• **Written instruction**
Pick out all lines of the entries that include the word "this" and copy them.

• • • • •

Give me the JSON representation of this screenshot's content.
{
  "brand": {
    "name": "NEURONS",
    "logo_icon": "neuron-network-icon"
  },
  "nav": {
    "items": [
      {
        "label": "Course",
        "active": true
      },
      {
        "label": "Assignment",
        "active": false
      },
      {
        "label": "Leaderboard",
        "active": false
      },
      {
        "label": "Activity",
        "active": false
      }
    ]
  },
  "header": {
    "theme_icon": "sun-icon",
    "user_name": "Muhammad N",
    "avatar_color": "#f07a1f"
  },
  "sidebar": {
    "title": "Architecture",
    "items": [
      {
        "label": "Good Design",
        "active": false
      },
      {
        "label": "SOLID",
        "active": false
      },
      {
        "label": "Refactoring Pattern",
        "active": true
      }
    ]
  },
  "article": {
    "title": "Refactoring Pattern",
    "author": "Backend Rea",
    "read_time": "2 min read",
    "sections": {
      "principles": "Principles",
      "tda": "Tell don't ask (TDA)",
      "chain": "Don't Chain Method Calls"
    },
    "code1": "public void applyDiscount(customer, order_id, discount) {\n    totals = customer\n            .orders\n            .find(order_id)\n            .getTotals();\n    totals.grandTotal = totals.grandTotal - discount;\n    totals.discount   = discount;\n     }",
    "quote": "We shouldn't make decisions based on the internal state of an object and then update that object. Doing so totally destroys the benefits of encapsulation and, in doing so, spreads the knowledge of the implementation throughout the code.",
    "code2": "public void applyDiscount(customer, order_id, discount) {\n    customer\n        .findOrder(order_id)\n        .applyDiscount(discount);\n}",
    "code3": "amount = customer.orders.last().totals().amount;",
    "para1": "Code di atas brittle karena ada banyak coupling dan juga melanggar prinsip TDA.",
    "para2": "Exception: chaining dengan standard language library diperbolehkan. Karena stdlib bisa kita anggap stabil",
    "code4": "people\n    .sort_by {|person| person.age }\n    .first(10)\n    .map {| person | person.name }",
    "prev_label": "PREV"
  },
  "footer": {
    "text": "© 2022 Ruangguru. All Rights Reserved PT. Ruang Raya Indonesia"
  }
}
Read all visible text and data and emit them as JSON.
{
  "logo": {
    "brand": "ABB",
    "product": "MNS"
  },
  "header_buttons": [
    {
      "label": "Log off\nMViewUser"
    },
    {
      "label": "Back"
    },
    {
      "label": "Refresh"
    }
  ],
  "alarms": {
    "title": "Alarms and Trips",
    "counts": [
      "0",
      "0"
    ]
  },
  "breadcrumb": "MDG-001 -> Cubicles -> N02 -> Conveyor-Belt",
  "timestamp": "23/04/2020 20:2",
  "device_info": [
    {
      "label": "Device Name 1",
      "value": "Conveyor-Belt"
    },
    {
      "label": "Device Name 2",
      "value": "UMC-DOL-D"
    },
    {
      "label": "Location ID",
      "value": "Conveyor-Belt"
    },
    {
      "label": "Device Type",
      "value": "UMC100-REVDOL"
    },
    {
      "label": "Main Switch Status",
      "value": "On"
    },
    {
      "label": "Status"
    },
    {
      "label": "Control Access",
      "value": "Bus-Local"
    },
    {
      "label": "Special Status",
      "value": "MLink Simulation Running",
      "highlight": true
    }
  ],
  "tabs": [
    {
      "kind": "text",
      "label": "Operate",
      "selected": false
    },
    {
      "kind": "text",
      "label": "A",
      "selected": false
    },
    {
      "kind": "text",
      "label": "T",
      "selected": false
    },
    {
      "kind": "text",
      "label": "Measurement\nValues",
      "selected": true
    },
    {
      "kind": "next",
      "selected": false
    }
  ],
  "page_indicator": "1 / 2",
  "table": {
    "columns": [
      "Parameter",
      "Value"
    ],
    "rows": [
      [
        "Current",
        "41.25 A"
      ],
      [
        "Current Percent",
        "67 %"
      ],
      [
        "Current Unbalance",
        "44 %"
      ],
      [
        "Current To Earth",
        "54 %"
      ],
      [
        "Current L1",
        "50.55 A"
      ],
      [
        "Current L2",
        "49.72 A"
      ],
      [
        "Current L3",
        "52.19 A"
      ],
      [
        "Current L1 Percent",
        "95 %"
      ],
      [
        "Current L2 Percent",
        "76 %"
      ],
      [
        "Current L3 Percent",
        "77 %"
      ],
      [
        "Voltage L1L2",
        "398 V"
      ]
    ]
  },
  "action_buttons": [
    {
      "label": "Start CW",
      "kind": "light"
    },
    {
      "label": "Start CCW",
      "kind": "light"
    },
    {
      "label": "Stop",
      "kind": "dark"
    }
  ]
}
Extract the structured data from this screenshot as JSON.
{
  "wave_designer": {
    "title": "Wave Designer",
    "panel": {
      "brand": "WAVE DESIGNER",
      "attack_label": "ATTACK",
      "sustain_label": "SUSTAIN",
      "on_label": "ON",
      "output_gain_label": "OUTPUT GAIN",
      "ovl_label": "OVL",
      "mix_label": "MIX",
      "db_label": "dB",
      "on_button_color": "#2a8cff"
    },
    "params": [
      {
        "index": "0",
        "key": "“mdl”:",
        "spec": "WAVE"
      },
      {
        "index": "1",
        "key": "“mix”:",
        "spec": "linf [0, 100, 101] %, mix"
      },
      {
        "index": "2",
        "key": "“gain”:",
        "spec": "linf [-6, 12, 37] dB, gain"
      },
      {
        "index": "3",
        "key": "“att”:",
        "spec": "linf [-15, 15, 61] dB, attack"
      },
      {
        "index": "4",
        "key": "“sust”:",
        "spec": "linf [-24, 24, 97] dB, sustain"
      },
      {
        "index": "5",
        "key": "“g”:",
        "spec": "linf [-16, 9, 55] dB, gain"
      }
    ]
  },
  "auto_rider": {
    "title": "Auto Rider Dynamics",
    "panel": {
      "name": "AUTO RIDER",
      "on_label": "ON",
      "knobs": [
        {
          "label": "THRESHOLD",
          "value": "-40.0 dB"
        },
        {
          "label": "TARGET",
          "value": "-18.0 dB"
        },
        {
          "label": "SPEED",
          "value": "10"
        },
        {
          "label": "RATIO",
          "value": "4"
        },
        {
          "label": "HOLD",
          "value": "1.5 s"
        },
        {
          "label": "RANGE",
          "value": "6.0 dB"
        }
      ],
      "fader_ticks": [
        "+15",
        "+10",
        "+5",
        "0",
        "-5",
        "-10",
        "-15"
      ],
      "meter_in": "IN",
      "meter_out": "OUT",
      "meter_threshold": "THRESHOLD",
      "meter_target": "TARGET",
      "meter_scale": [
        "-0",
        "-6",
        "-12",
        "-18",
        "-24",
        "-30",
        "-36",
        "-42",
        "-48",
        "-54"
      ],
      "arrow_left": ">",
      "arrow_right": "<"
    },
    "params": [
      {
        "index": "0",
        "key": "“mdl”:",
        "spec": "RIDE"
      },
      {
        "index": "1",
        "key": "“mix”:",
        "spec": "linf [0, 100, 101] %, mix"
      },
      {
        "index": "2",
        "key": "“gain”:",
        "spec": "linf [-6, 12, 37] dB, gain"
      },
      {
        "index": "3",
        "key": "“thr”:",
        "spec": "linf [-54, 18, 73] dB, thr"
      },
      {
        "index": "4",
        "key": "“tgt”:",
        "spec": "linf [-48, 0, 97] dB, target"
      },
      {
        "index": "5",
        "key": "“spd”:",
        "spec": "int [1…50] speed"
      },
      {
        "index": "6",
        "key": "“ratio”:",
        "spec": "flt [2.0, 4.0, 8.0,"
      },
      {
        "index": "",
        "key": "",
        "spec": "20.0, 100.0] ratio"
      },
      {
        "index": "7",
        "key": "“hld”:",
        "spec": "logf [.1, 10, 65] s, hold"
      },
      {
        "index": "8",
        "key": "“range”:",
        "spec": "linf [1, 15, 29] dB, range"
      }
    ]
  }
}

• • • • •

• **Written answer**
Give me the JSON representation of this screenshot's content.
Extract the structured data from this screenshot as JSON.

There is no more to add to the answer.